Written instruction
Filter the entries below, keeping every line that has the word "name".

Record set
──────
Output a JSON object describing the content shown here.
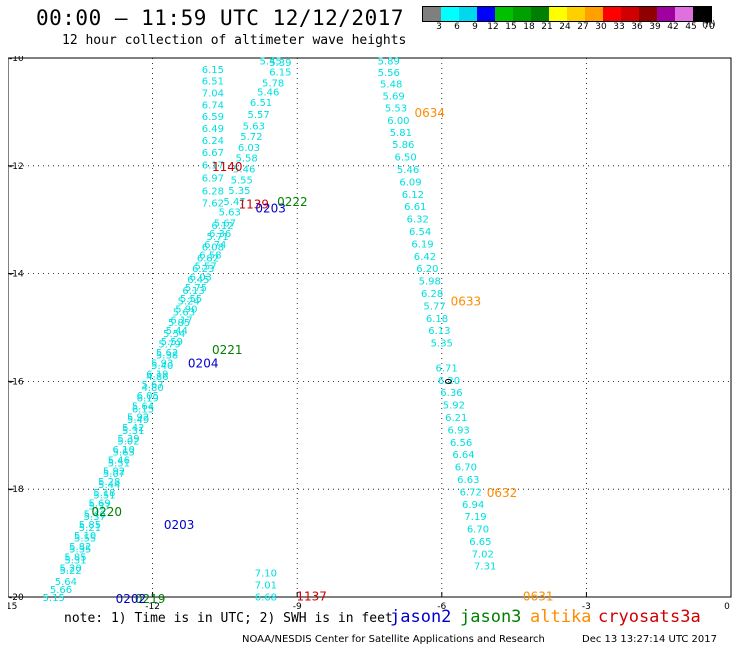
{
  "header": {
    "title": "00:00 – 11:59 UTC 12/12/2017",
    "subtitle": "12 hour collection of altimeter wave heights"
  },
  "color_scale": {
    "unit": "(ft)",
    "labels": [
      "3",
      "6",
      "9",
      "12",
      "15",
      "18",
      "21",
      "24",
      "27",
      "30",
      "33",
      "36",
      "39",
      "42",
      "45",
      "70"
    ],
    "colors": [
      "#7f7f7f",
      "#00ffff",
      "#00d8f0",
      "#0000ff",
      "#00c000",
      "#00a000",
      "#008000",
      "#ffff00",
      "#ffd000",
      "#ffa000",
      "#ff0000",
      "#d00000",
      "#900000",
      "#a000a0",
      "#e070e0",
      "#000000"
    ]
  },
  "axes": {
    "lon_ticks": [
      "-15",
      "-12",
      "-9",
      "-6",
      "-3",
      "0"
    ],
    "lat_ticks": [
      "-10",
      "-12",
      "-14",
      "-16",
      "-18",
      "-20"
    ]
  },
  "tracks": [
    {
      "name": "swath_a",
      "color": "#00e0e0",
      "points": [
        {
          "lon": -10.75,
          "lat": -10.2,
          "v": "6.15"
        },
        {
          "lon": -10.75,
          "lat": -10.42,
          "v": "6.51"
        },
        {
          "lon": -10.75,
          "lat": -10.64,
          "v": "7.04"
        },
        {
          "lon": -10.75,
          "lat": -10.86,
          "v": "6.74"
        },
        {
          "lon": -10.75,
          "lat": -11.08,
          "v": "6.59"
        },
        {
          "lon": -10.75,
          "lat": -11.3,
          "v": "6.49"
        },
        {
          "lon": -10.75,
          "lat": -11.52,
          "v": "6.24"
        },
        {
          "lon": -10.75,
          "lat": -11.74,
          "v": "6.67"
        },
        {
          "lon": -10.75,
          "lat": -11.98,
          "v": "6.17"
        },
        {
          "lon": -10.75,
          "lat": -12.22,
          "v": "6.97"
        },
        {
          "lon": -10.75,
          "lat": -12.46,
          "v": "6.28"
        },
        {
          "lon": -10.75,
          "lat": -12.68,
          "v": "7.62"
        },
        {
          "lon": -10.55,
          "lat": -13.1,
          "v": "6.12"
        },
        {
          "lon": -10.65,
          "lat": -13.3,
          "v": "5.71"
        },
        {
          "lon": -10.75,
          "lat": -13.5,
          "v": "6.08"
        },
        {
          "lon": -10.85,
          "lat": -13.7,
          "v": "6.82"
        },
        {
          "lon": -10.95,
          "lat": -13.9,
          "v": "6.23"
        },
        {
          "lon": -11.05,
          "lat": -14.1,
          "v": "6.45"
        },
        {
          "lon": -11.15,
          "lat": -14.3,
          "v": "6.13"
        },
        {
          "lon": -11.25,
          "lat": -14.5,
          "v": "5.24"
        },
        {
          "lon": -11.35,
          "lat": -14.7,
          "v": "5.63"
        },
        {
          "lon": -11.45,
          "lat": -14.9,
          "v": "5.85"
        },
        {
          "lon": -11.55,
          "lat": -15.1,
          "v": "5.54"
        },
        {
          "lon": -11.65,
          "lat": -15.3,
          "v": "5.79"
        },
        {
          "lon": -11.7,
          "lat": -15.5,
          "v": "5.38"
        },
        {
          "lon": -11.8,
          "lat": -15.7,
          "v": "5.40"
        },
        {
          "lon": -11.9,
          "lat": -15.9,
          "v": "4.86"
        },
        {
          "lon": -12.0,
          "lat": -16.1,
          "v": "4.80"
        },
        {
          "lon": -12.1,
          "lat": -16.3,
          "v": "6.19"
        },
        {
          "lon": -12.2,
          "lat": -16.5,
          "v": "6.15"
        },
        {
          "lon": -12.3,
          "lat": -16.7,
          "v": "5.49"
        },
        {
          "lon": -12.4,
          "lat": -16.9,
          "v": "5.31"
        },
        {
          "lon": -12.5,
          "lat": -17.1,
          "v": "5.02"
        },
        {
          "lon": -12.6,
          "lat": -17.3,
          "v": "5.63"
        },
        {
          "lon": -12.7,
          "lat": -17.5,
          "v": "5.51"
        },
        {
          "lon": -12.8,
          "lat": -17.7,
          "v": "5.07"
        },
        {
          "lon": -12.9,
          "lat": -17.9,
          "v": "5.44"
        },
        {
          "lon": -13.0,
          "lat": -18.1,
          "v": "5.51"
        },
        {
          "lon": -13.1,
          "lat": -18.3,
          "v": "5.37"
        },
        {
          "lon": -13.2,
          "lat": -18.5,
          "v": "5.37"
        },
        {
          "lon": -13.3,
          "lat": -18.7,
          "v": "5.21"
        },
        {
          "lon": -13.4,
          "lat": -18.9,
          "v": "5.55"
        },
        {
          "lon": -13.5,
          "lat": -19.1,
          "v": "5.35"
        },
        {
          "lon": -13.6,
          "lat": -19.3,
          "v": "5.31"
        },
        {
          "lon": -13.7,
          "lat": -19.5,
          "v": "5.22"
        },
        {
          "lon": -13.8,
          "lat": -19.7,
          "v": "5.64"
        },
        {
          "lon": -13.9,
          "lat": -19.85,
          "v": "5.66"
        },
        {
          "lon": -14.05,
          "lat": -20.0,
          "v": "5.15"
        }
      ]
    },
    {
      "name": "swath_b",
      "color": "#00e0e0",
      "points": [
        {
          "lon": -9.55,
          "lat": -10.05,
          "v": "5.45"
        },
        {
          "lon": -9.35,
          "lat": -10.07,
          "v": "5.39"
        },
        {
          "lon": -9.35,
          "lat": -10.25,
          "v": "6.15"
        },
        {
          "lon": -9.5,
          "lat": -10.45,
          "v": "5.78"
        },
        {
          "lon": -9.6,
          "lat": -10.62,
          "v": "5.46"
        },
        {
          "lon": -9.75,
          "lat": -10.82,
          "v": "6.51"
        },
        {
          "lon": -9.8,
          "lat": -11.04,
          "v": "5.57"
        },
        {
          "lon": -9.9,
          "lat": -11.25,
          "v": "5.63"
        },
        {
          "lon": -9.95,
          "lat": -11.45,
          "v": "5.72"
        },
        {
          "lon": -10.0,
          "lat": -11.65,
          "v": "6.03"
        },
        {
          "lon": -10.05,
          "lat": -11.85,
          "v": "5.58"
        },
        {
          "lon": -10.1,
          "lat": -12.05,
          "v": "5.46"
        },
        {
          "lon": -10.15,
          "lat": -12.25,
          "v": "5.55"
        },
        {
          "lon": -10.2,
          "lat": -12.45,
          "v": "5.35"
        },
        {
          "lon": -10.3,
          "lat": -12.65,
          "v": "5.47"
        },
        {
          "lon": -10.4,
          "lat": -12.85,
          "v": "5.63"
        },
        {
          "lon": -10.5,
          "lat": -13.05,
          "v": "5.67"
        },
        {
          "lon": -10.6,
          "lat": -13.25,
          "v": "6.36"
        },
        {
          "lon": -10.7,
          "lat": -13.45,
          "v": "6.74"
        },
        {
          "lon": -10.8,
          "lat": -13.65,
          "v": "6.58"
        },
        {
          "lon": -10.9,
          "lat": -13.85,
          "v": "5.57"
        },
        {
          "lon": -11.0,
          "lat": -14.05,
          "v": "6.03"
        },
        {
          "lon": -11.1,
          "lat": -14.25,
          "v": "5.75"
        },
        {
          "lon": -11.2,
          "lat": -14.45,
          "v": "5.55"
        },
        {
          "lon": -11.3,
          "lat": -14.65,
          "v": "5.90"
        },
        {
          "lon": -11.4,
          "lat": -14.85,
          "v": "6.17"
        },
        {
          "lon": -11.5,
          "lat": -15.05,
          "v": "5.44"
        },
        {
          "lon": -11.6,
          "lat": -15.25,
          "v": "5.59"
        },
        {
          "lon": -11.7,
          "lat": -15.45,
          "v": "5.62"
        },
        {
          "lon": -11.8,
          "lat": -15.65,
          "v": "5.93"
        },
        {
          "lon": -11.9,
          "lat": -15.85,
          "v": "6.19"
        },
        {
          "lon": -12.0,
          "lat": -16.05,
          "v": "5.67"
        },
        {
          "lon": -12.1,
          "lat": -16.25,
          "v": "6.05"
        },
        {
          "lon": -12.2,
          "lat": -16.45,
          "v": "5.64"
        },
        {
          "lon": -12.3,
          "lat": -16.65,
          "v": "5.92"
        },
        {
          "lon": -12.4,
          "lat": -16.85,
          "v": "5.42"
        },
        {
          "lon": -12.5,
          "lat": -17.05,
          "v": "5.39"
        },
        {
          "lon": -12.6,
          "lat": -17.25,
          "v": "6.10"
        },
        {
          "lon": -12.7,
          "lat": -17.45,
          "v": "5.46"
        },
        {
          "lon": -12.8,
          "lat": -17.65,
          "v": "5.92"
        },
        {
          "lon": -12.9,
          "lat": -17.85,
          "v": "5.28"
        },
        {
          "lon": -13.0,
          "lat": -18.05,
          "v": "5.18"
        },
        {
          "lon": -13.1,
          "lat": -18.25,
          "v": "5.69"
        },
        {
          "lon": -13.2,
          "lat": -18.45,
          "v": "5.46"
        },
        {
          "lon": -13.3,
          "lat": -18.65,
          "v": "5.85"
        },
        {
          "lon": -13.4,
          "lat": -18.85,
          "v": "5.10"
        },
        {
          "lon": -13.5,
          "lat": -19.05,
          "v": "5.82"
        },
        {
          "lon": -13.6,
          "lat": -19.25,
          "v": "5.85"
        },
        {
          "lon": -13.7,
          "lat": -19.45,
          "v": "5.20"
        }
      ]
    },
    {
      "name": "swath_c",
      "color": "#00e0e0",
      "points": [
        {
          "lon": -7.1,
          "lat": -10.05,
          "v": "5.89"
        },
        {
          "lon": -7.1,
          "lat": -10.26,
          "v": "5.56"
        },
        {
          "lon": -7.05,
          "lat": -10.47,
          "v": "5.48"
        },
        {
          "lon": -7.0,
          "lat": -10.7,
          "v": "5.69"
        },
        {
          "lon": -6.95,
          "lat": -10.92,
          "v": "5.53"
        },
        {
          "lon": -6.9,
          "lat": -11.15,
          "v": "6.00"
        },
        {
          "lon": -6.85,
          "lat": -11.37,
          "v": "5.81"
        },
        {
          "lon": -6.8,
          "lat": -11.6,
          "v": "5.86"
        },
        {
          "lon": -6.75,
          "lat": -11.83,
          "v": "6.50"
        },
        {
          "lon": -6.7,
          "lat": -12.06,
          "v": "5.46"
        },
        {
          "lon": -6.65,
          "lat": -12.29,
          "v": "6.09"
        },
        {
          "lon": -6.6,
          "lat": -12.52,
          "v": "6.12"
        },
        {
          "lon": -6.55,
          "lat": -12.75,
          "v": "6.61"
        },
        {
          "lon": -6.5,
          "lat": -12.98,
          "v": "6.32"
        },
        {
          "lon": -6.45,
          "lat": -13.21,
          "v": "6.54"
        },
        {
          "lon": -6.4,
          "lat": -13.44,
          "v": "6.19"
        },
        {
          "lon": -6.35,
          "lat": -13.67,
          "v": "6.42"
        },
        {
          "lon": -6.3,
          "lat": -13.9,
          "v": "6.20"
        },
        {
          "lon": -6.25,
          "lat": -14.13,
          "v": "5.98"
        },
        {
          "lon": -6.2,
          "lat": -14.36,
          "v": "6.28"
        },
        {
          "lon": -6.15,
          "lat": -14.59,
          "v": "5.77"
        },
        {
          "lon": -6.1,
          "lat": -14.82,
          "v": "6.18"
        },
        {
          "lon": -6.05,
          "lat": -15.05,
          "v": "6.13"
        },
        {
          "lon": -6.0,
          "lat": -15.28,
          "v": "5.35"
        },
        {
          "lon": -5.9,
          "lat": -15.74,
          "v": "6.71"
        },
        {
          "lon": -5.85,
          "lat": -15.97,
          "v": "6.20"
        },
        {
          "lon": -5.8,
          "lat": -16.2,
          "v": "6.36"
        },
        {
          "lon": -5.75,
          "lat": -16.43,
          "v": "5.92"
        },
        {
          "lon": -5.7,
          "lat": -16.66,
          "v": "6.21"
        },
        {
          "lon": -5.65,
          "lat": -16.89,
          "v": "6.93"
        },
        {
          "lon": -5.6,
          "lat": -17.12,
          "v": "6.56"
        },
        {
          "lon": -5.55,
          "lat": -17.35,
          "v": "6.64"
        },
        {
          "lon": -5.5,
          "lat": -17.58,
          "v": "6.70"
        },
        {
          "lon": -5.45,
          "lat": -17.81,
          "v": "6.63"
        },
        {
          "lon": -5.4,
          "lat": -18.04,
          "v": "6.72"
        },
        {
          "lon": -5.35,
          "lat": -18.27,
          "v": "6.94"
        },
        {
          "lon": -5.3,
          "lat": -18.5,
          "v": "7.19"
        },
        {
          "lon": -5.25,
          "lat": -18.73,
          "v": "6.70"
        },
        {
          "lon": -5.2,
          "lat": -18.96,
          "v": "6.65"
        },
        {
          "lon": -5.15,
          "lat": -19.19,
          "v": "7.02"
        },
        {
          "lon": -5.1,
          "lat": -19.42,
          "v": "7.31"
        }
      ]
    },
    {
      "name": "swath_d",
      "color": "#00e0e0",
      "points": [
        {
          "lon": -9.65,
          "lat": -19.55,
          "v": "7.10"
        },
        {
          "lon": -9.65,
          "lat": -19.77,
          "v": "7.01"
        },
        {
          "lon": -9.65,
          "lat": -19.99,
          "v": "6.68"
        }
      ]
    }
  ],
  "time_labels": [
    {
      "text": "0634",
      "lon": -6.25,
      "lat": -11.0,
      "color": "#ff8c00"
    },
    {
      "text": "0633",
      "lon": -5.5,
      "lat": -14.5,
      "color": "#ff8c00"
    },
    {
      "text": "0632",
      "lon": -4.75,
      "lat": -18.05,
      "color": "#ff8c00"
    },
    {
      "text": "0631",
      "lon": -4.0,
      "lat": -19.97,
      "color": "#ff8c00"
    },
    {
      "text": "1140",
      "lon": -10.45,
      "lat": -12.0,
      "color": "#d00000"
    },
    {
      "text": "1139",
      "lon": -9.9,
      "lat": -12.7,
      "color": "#d00000"
    },
    {
      "text": "1137",
      "lon": -8.7,
      "lat": -19.97,
      "color": "#d00000"
    },
    {
      "text": "0222",
      "lon": -9.1,
      "lat": -12.65,
      "color": "#008000"
    },
    {
      "text": "0221",
      "lon": -10.45,
      "lat": -15.4,
      "color": "#008000"
    },
    {
      "text": "0220",
      "lon": -12.95,
      "lat": -18.4,
      "color": "#008000"
    },
    {
      "text": "0219",
      "lon": -12.05,
      "lat": -20.02,
      "color": "#008000"
    },
    {
      "text": "0203",
      "lon": -9.55,
      "lat": -12.77,
      "color": "#0000cd"
    },
    {
      "text": "0204",
      "lon": -10.95,
      "lat": -15.65,
      "color": "#0000cd"
    },
    {
      "text": "0203",
      "lon": -11.45,
      "lat": -18.65,
      "color": "#0000cd"
    },
    {
      "text": "0202",
      "lon": -12.45,
      "lat": -20.02,
      "color": "#0000cd"
    }
  ],
  "land_outline_label": {
    "lon": -5.8,
    "lat": -16.0
  },
  "note": "note: 1) Time is in UTC; 2) SWH is in feet",
  "sat_legend": [
    {
      "name": "jason2",
      "color": "#0000cd"
    },
    {
      "name": "jason3",
      "color": "#008000"
    },
    {
      "name": "altika",
      "color": "#ff8c00"
    },
    {
      "name": "cryosat",
      "color": "#d00000"
    },
    {
      "name": "s3a",
      "color": "#d00000"
    }
  ],
  "footer": {
    "credit": "NOAA/NESDIS Center for Satellite Applications and Research",
    "timestamp": "Dec 13 13:27:14 UTC 2017"
  }
}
──────
Task answer
      "name": "swath_a",
      "name": "swath_b",
      "name": "swath_c",
      "name": "swath_d",
      "name": "jason2",
      "name": "jason3",
      "name": "altika",
      "name": "cryosat",
      "name": "s3a",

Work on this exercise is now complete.